### Dataset entries

◇ ◇ ◇ ◇ ◇ ◇ ◇

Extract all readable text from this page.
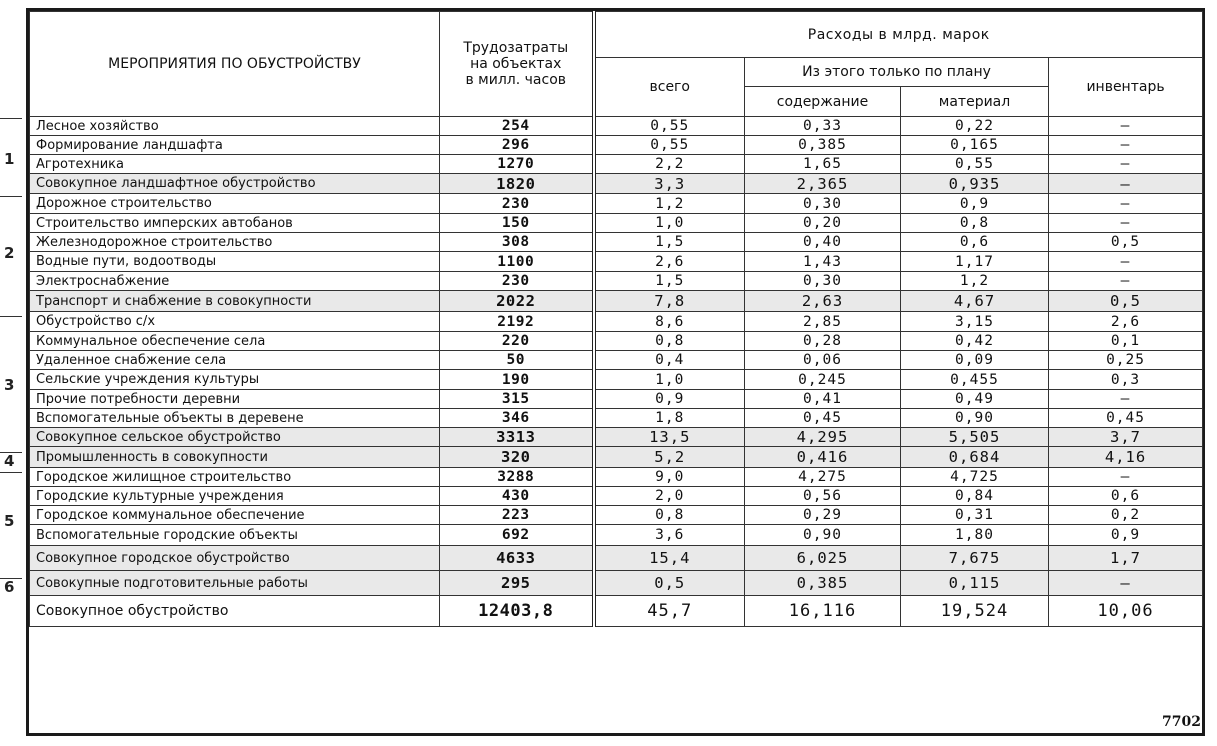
МЕРОПРИЯТИЯ ПО ОБУСТРОЙСТВУ	Трудозатраты
на объектах
в милл. часов	Расходы в млрд. марок			
		всего	Из этого только по плану		инвентарь
			содержание	материал	
Лесное хозяйство	254	0,55	0,33	0,22	—
Формирование ландшафта	296	0,55	0,385	0,165	—
Агротехника	1270	2,2	1,65	0,55	—
Совокупное ландшафтное обустройство	1820	3,3	2,365	0,935	—
Дорожное строительство	230	1,2	0,30	0,9	—
Строительство имперских автобанов	150	1,0	0,20	0,8	—
Железнодорожное строительство	308	1,5	0,40	0,6	0,5
Водные пути, водоотводы	1100	2,6	1,43	1,17	—
Электроснабжение	230	1,5	0,30	1,2	—
Транспорт и снабжение в совокупности	2022	7,8	2,63	4,67	0,5
Обустройство с/х	2192	8,6	2,85	3,15	2,6
Коммунальное обеспечение села	220	0,8	0,28	0,42	0,1
Удаленное снабжение села	50	0,4	0,06	0,09	0,25
Сельские учреждения культуры	190	1,0	0,245	0,455	0,3
Прочие потребности деревни	315	0,9	0,41	0,49	—
Вспомогательные объекты в деревене	346	1,8	0,45	0,90	0,45
Совокупное сельское обустройство	3313	13,5	4,295	5,505	3,7
Промышленность в совокупности	320	5,2	0,416	0,684	4,16
Городское жилищное строительство	3288	9,0	4,275	4,725	—
Городские культурные учреждения	430	2,0	0,56	0,84	0,6
Городское коммунальное обеспечение	223	0,8	0,29	0,31	0,2
Вспомогательные городские объекты	692	3,6	0,90	1,80	0,9
Совокупное городское обустройство	4633	15,4	6,025	7,675	1,7
Совокупные подготовительные работы	295	0,5	0,385	0,115	—
Совокупное обустройство	12403,8	45,7	16,116	19,524	10,06
1
2
3
4
5
6
7702
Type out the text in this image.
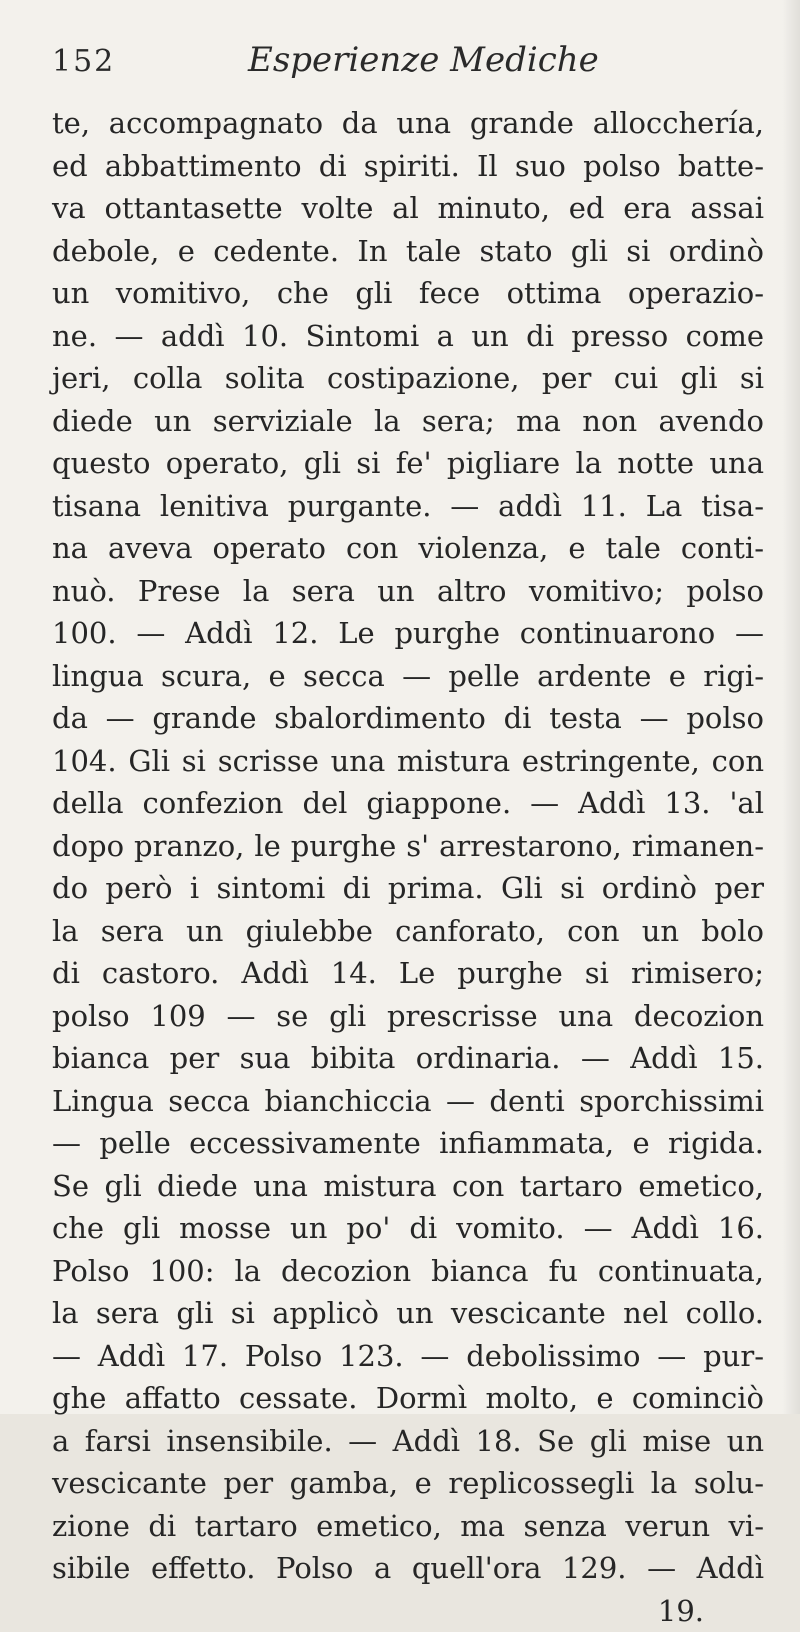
152	Esperienze Mediche
te, accompagnato da una grande allocchería,
ed abbattimento di spiriti. Il suo polso batte-
va ottantasette volte al minuto, ed era assai
debole, e cedente. In tale stato gli si ordinò
un vomitivo, che gli fece ottima operazio-
ne. — addì 10. Sintomi a un di presso come
jeri, colla solita costipazione, per cui gli si
diede un serviziale la sera; ma non avendo
questo operato, gli si fe' pigliare la notte una
tisana lenitiva purgante. — addì 11. La tisa-
na aveva operato con violenza, e tale conti-
nuò. Prese la sera un altro vomitivo; polso
100. — Addì 12. Le purghe continuarono —
lingua scura, e secca — pelle ardente e rigi-
da — grande sbalordimento di testa — polso
104. Gli si scrisse una mistura estringente, con
della confezion del giappone. — Addì 13. 'al
dopo pranzo, le purghe s' arrestarono, rimanen-
do però i sintomi di prima. Gli si ordinò per
la sera un giulebbe canforato, con un bolo
di castoro. Addì 14. Le purghe si rimisero;
polso 109 — se gli prescrisse una decozion
bianca per sua bibita ordinaria. — Addì 15.
Lingua secca bianchiccia — denti sporchissimi
— pelle eccessivamente infiammata, e rigida.
Se gli diede una mistura con tartaro emetico,
che gli mosse un po' di vomito. — Addì 16.
Polso 100: la decozion bianca fu continuata,
la sera gli si applicò un vescicante nel collo.
— Addì 17. Polso 123. — debolissimo — pur-
ghe affatto cessate. Dormì molto, e cominciò
a farsi insensibile. — Addì 18. Se gli mise un
vescicante per gamba, e replicossegli la solu-
zione di tartaro emetico, ma senza verun vi-
sibile effetto. Polso a quell'ora 129. — Addì
19.
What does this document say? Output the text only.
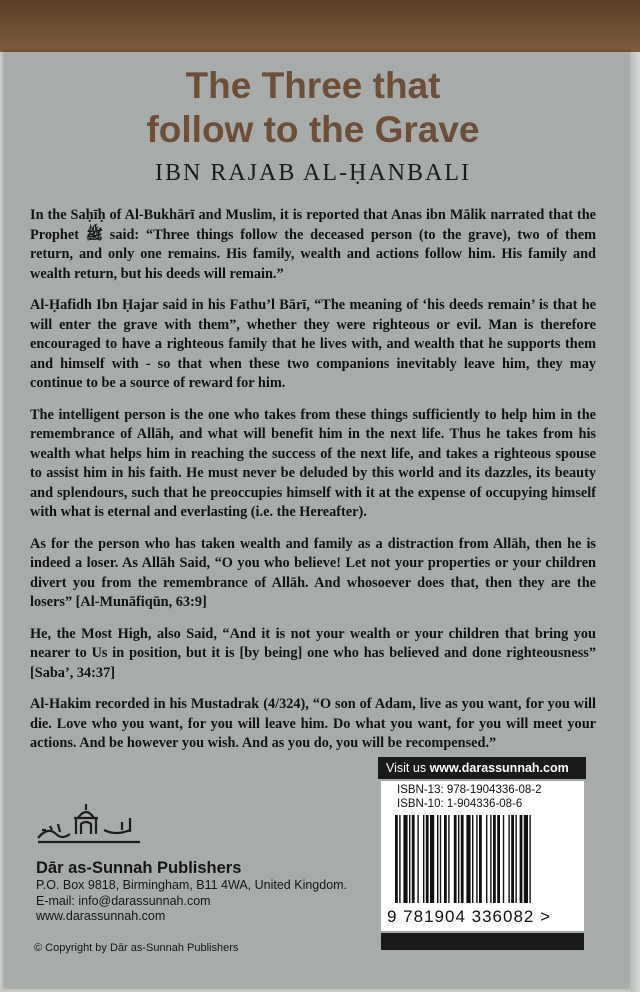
The Three that
follow to the Grave
IBN RAJAB AL-ḤANBALI

In the Saḥīḥ of Al-Bukhārī and Muslim, it is reported that Anas ibn Mālik narrated that the Prophet ﷺ said: “Three things follow the deceased person (to the grave), two of them return, and only one remains. His family, wealth and actions follow him. His family and wealth return, but his deeds will remain.”

Al-Ḥafidh Ibn Ḥajar said in his Fathu’l Bārī, “The meaning of ‘his deeds remain’ is that he will enter the grave with them”, whether they were righteous or evil. Man is therefore encouraged to have a righteous family that he lives with, and wealth that he supports them and himself with - so that when these two companions inevitably leave him, they may continue to be a source of reward for him.

The intelligent person is the one who takes from these things sufficiently to help him in the remembrance of Allāh, and what will benefit him in the next life. Thus he takes from his wealth what helps him in reaching the success of the next life, and takes a righteous spouse to assist him in his faith. He must never be deluded by this world and its dazzles, its beauty and splendours, such that he preoccupies himself with it at the expense of occupying himself with what is eternal and everlasting (i.e. the Hereafter).

As for the person who has taken wealth and family as a distraction from Allāh, then he is indeed a loser. As Allāh Said, “O you who believe! Let not your properties or your children divert you from the remembrance of Allāh. And whosoever does that, then they are the losers” [Al-Munāfiqūn, 63:9]

He, the Most High, also Said, “And it is not your wealth or your children that bring you nearer to Us in position, but it is [by being] one who has believed and done righteousness” [Saba’, 34:37]

Al-Hakim recorded in his Mustadrak (4/324), “O son of Adam, live as you want, for you will die. Love who you want, for you will leave him. Do what you want, for you will meet your actions. And be however you wish. And as you do, you will be recompensed.”

Visit us www.darassunnah.com
ISBN-13: 978-1904336-08-2
ISBN-10: 1-904336-08-6
9 781904 336082 >
Dār as-Sunnah Publishers
P.O. Box 9818, Birmingham, B11 4WA, United Kingdom.
E-mail: info@darassunnah.com
www.darassunnah.com
© Copyright by Dār as-Sunnah Publishers
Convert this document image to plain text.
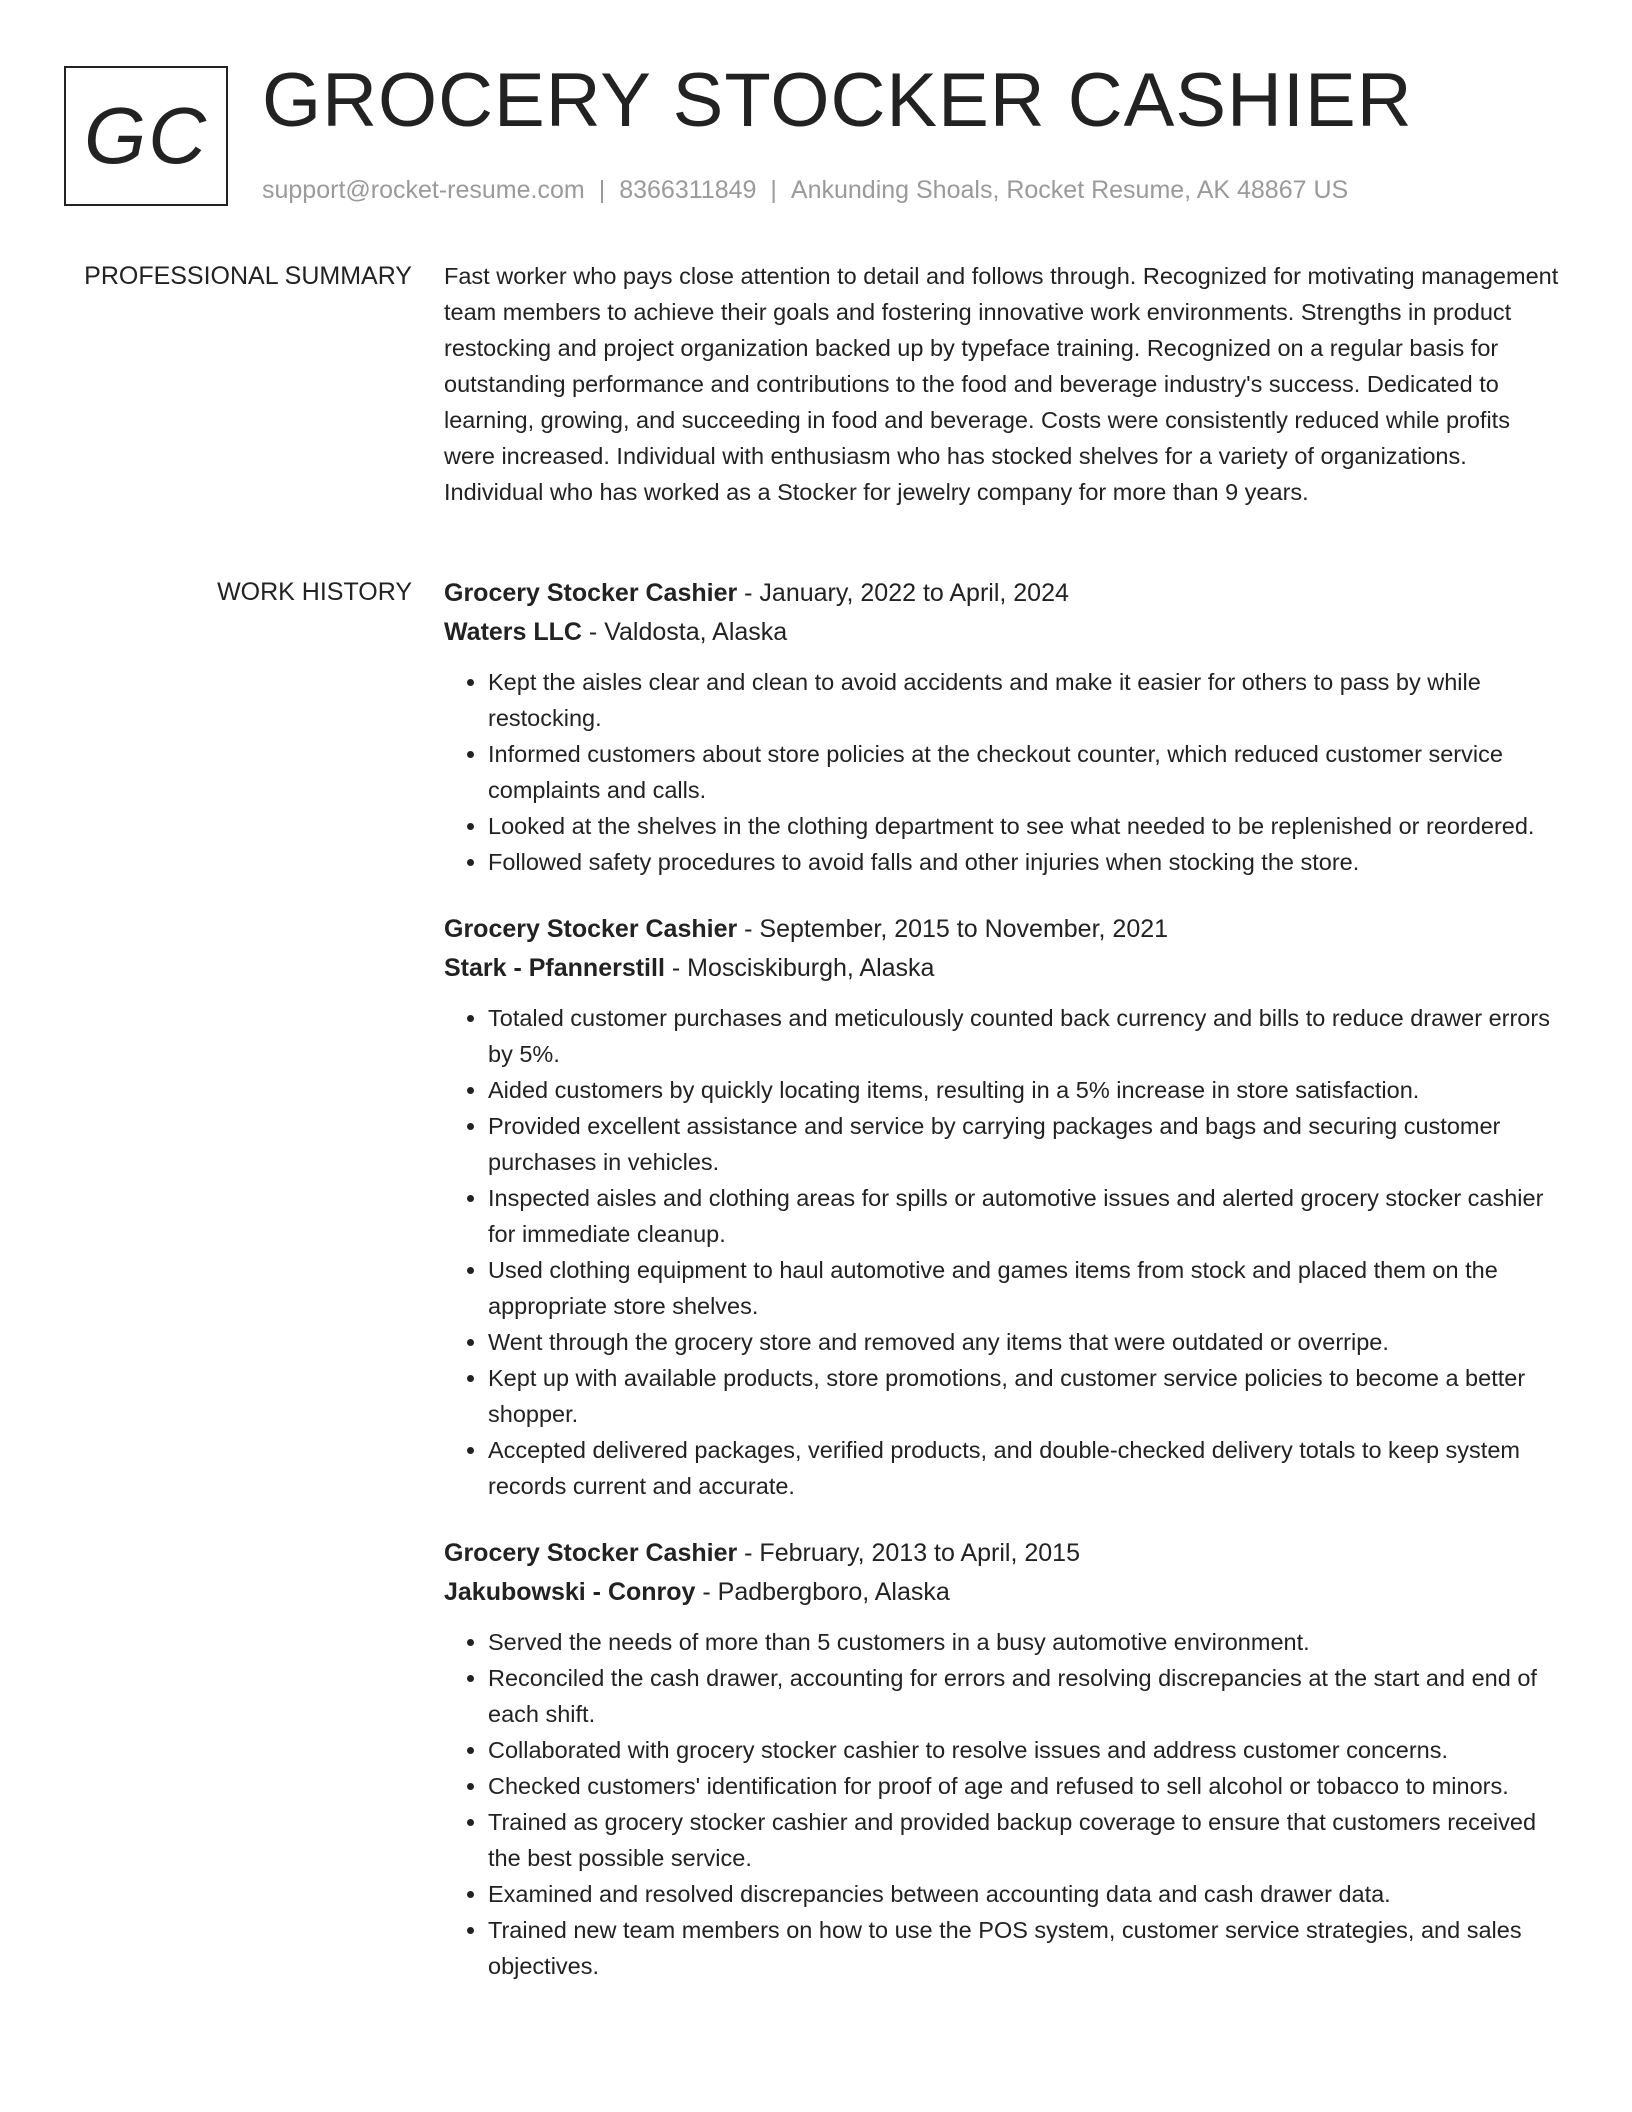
GC GROCERY STOCKER CASHIER
support@rocket-resume.com | 8366311849 | Ankunding Shoals, Rocket Resume, AK 48867 US
PROFESSIONAL SUMMARY Fast worker who pays close attention to detail and follows through. Recognized for motivating management team members to achieve their goals and fostering innovative work environments. Strengths in product restocking and project organization backed up by typeface training. Recognized on a regular basis for outstanding performance and contributions to the food and beverage industry's success. Dedicated to learning, growing, and succeeding in food and beverage. Costs were consistently reduced while profits were increased. Individual with enthusiasm who has stocked shelves for a variety of organizations. Individual who has worked as a Stocker for jewelry company for more than 9 years.

WORK HISTORY Grocery Stocker Cashier - January, 2022 to April, 2024
Waters LLC - Valdosta, Alaska
• Kept the aisles clear and clean to avoid accidents and make it easier for others to pass by while restocking.
• Informed customers about store policies at the checkout counter, which reduced customer service complaints and calls.
• Looked at the shelves in the clothing department to see what needed to be replenished or reordered.
• Followed safety procedures to avoid falls and other injuries when stocking the store.
Grocery Stocker Cashier - September, 2015 to November, 2021
Stark - Pfannerstill - Mosciskiburgh, Alaska
• Totaled customer purchases and meticulously counted back currency and bills to reduce drawer errors by 5%.
• Aided customers by quickly locating items, resulting in a 5% increase in store satisfaction.
• Provided excellent assistance and service by carrying packages and bags and securing customer purchases in vehicles.
• Inspected aisles and clothing areas for spills or automotive issues and alerted grocery stocker cashier for immediate cleanup.
• Used clothing equipment to haul automotive and games items from stock and placed them on the appropriate store shelves.
• Went through the grocery store and removed any items that were outdated or overripe.
• Kept up with available products, store promotions, and customer service policies to become a better shopper.
• Accepted delivered packages, verified products, and double-checked delivery totals to keep system records current and accurate.
Grocery Stocker Cashier - February, 2013 to April, 2015
Jakubowski - Conroy - Padbergboro, Alaska
• Served the needs of more than 5 customers in a busy automotive environment.
• Reconciled the cash drawer, accounting for errors and resolving discrepancies at the start and end of each shift.
• Collaborated with grocery stocker cashier to resolve issues and address customer concerns.
• Checked customers' identification for proof of age and refused to sell alcohol or tobacco to minors.
• Trained as grocery stocker cashier and provided backup coverage to ensure that customers received the best possible service.
• Examined and resolved discrepancies between accounting data and cash drawer data.
• Trained new team members on how to use the POS system, customer service strategies, and sales objectives.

◇ ◇ ◇ ◇ ◇ ◇ ◇

### To be done
Using the listing above, locate the lines that hold "обеспечение" and copy each one.

### Task solution
Коммунальное обеспечение села	220	0,8	0,28	0,42	0,1
Городское коммунальное обеспечение	223	0,8	0,29	0,31	0,2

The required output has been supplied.